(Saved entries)
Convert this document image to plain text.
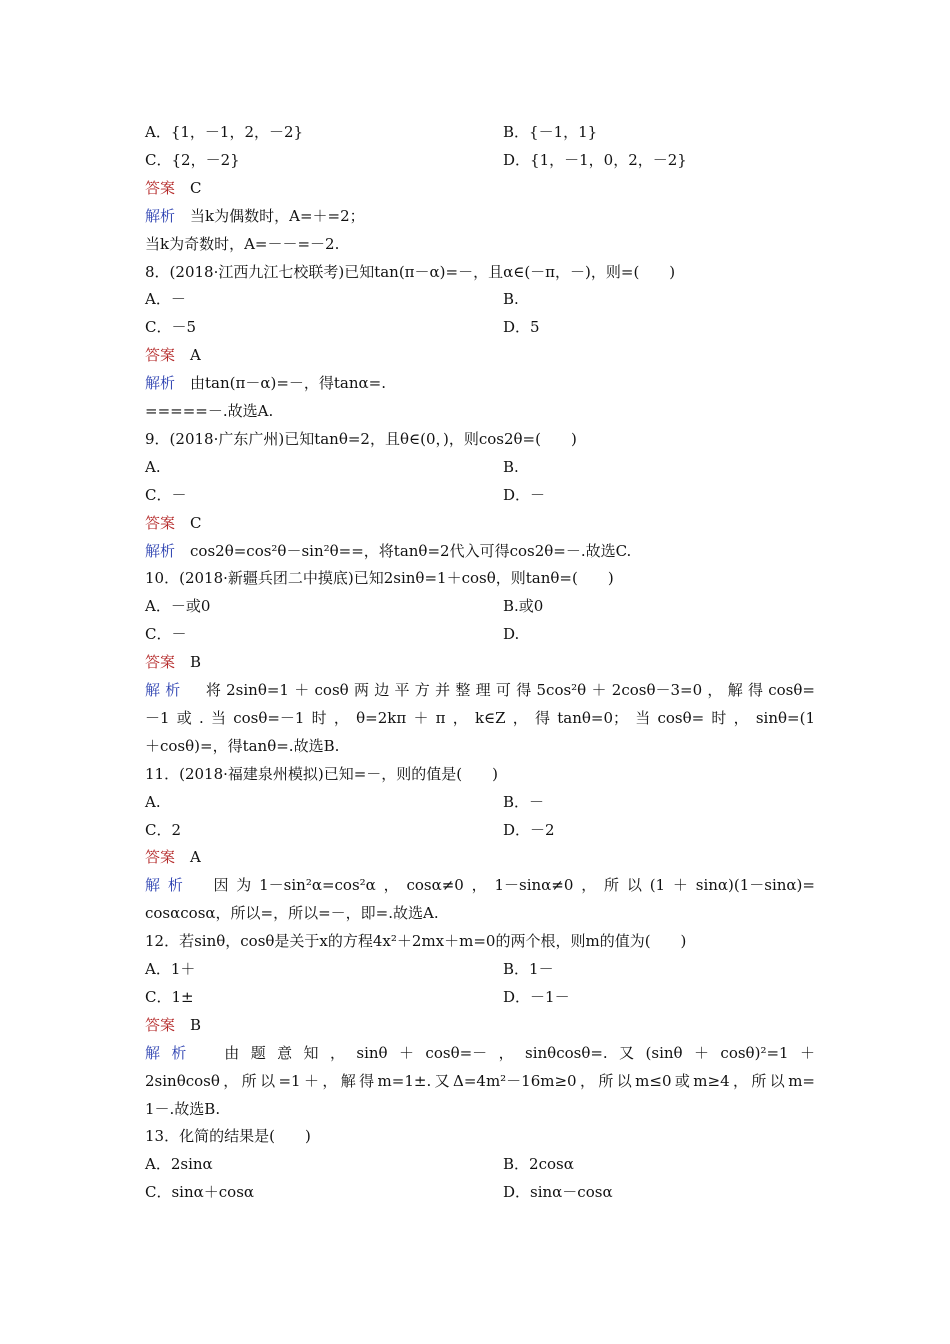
A．{1，－1，2，－2}	B．{－1，1}
C．{2，－2}	D．{1，－1，0，2，－2}
答案　C
解析　当k为偶数时，A=＋=2；
当k为奇数时，A=－－=－2.
8．(2018·江西九江七校联考)已知tan(π－α)=－，且α∈(－π，－)，则=(　　)
A．－	B.
C．－5	D．5
答案　A
解析　由tan(π－α)=－，得tanα=.
=====－.故选A.
9．(2018·广东广州)已知tanθ=2，且θ∈(0，)，则cos2θ=(　　)
A.	B.
C．－	D．－
答案　C
解析　cos2θ=cos²θ－sin²θ==，将tanθ=2代入可得cos2θ=－.故选C.
10．(2018·新疆兵团二中摸底)已知2sinθ=1＋cosθ，则tanθ=(　　)
A．－或0	B.或0
C．－	D.
答案　B
解析　将2sinθ=1＋cosθ两边平方并整理可得5cos²θ＋2cosθ－3=0，解得cosθ=
－1或.当cosθ=－1时，θ=2kπ＋π，k∈Z，得tanθ=0；当cosθ=时，sinθ=(1
＋cosθ)=，得tanθ=.故选B.
11．(2018·福建泉州模拟)已知=－，则的值是(　　)
A.	B．－
C．2	D．－2
答案　A
解析　因为1－sin²α=cos²α，cosα≠0，1－sinα≠0，所以(1＋sinα)(1－sinα)=
cosαcosα，所以=，所以=－，即=.故选A.
12．若sinθ，cosθ是关于x的方程4x²＋2mx＋m=0的两个根，则m的值为(　　)
A．1＋	B．1－
C．1±	D．－1－
答案　B
解析　由题意知，sinθ＋cosθ=－，sinθcosθ=.又(sinθ＋cosθ)²=1＋
2sinθcosθ，所以=1＋，解得m=1±.又Δ=4m²－16m≥0，所以m≤0或m≥4，所以m=
1－.故选B.
13．化简的结果是(　　)
A．2sinα	B．2cosα
C．sinα＋cosα	D．sinα－cosα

• **Problem requirements**
Go through the material and select each line with the string "得tanθ" in it.

• **Full response**
－1或.当cosθ=－1时，θ=2kπ＋π，k∈Z，得tanθ=0；当cosθ=时，sinθ=(1
＋cosθ)=，得tanθ=.故选B.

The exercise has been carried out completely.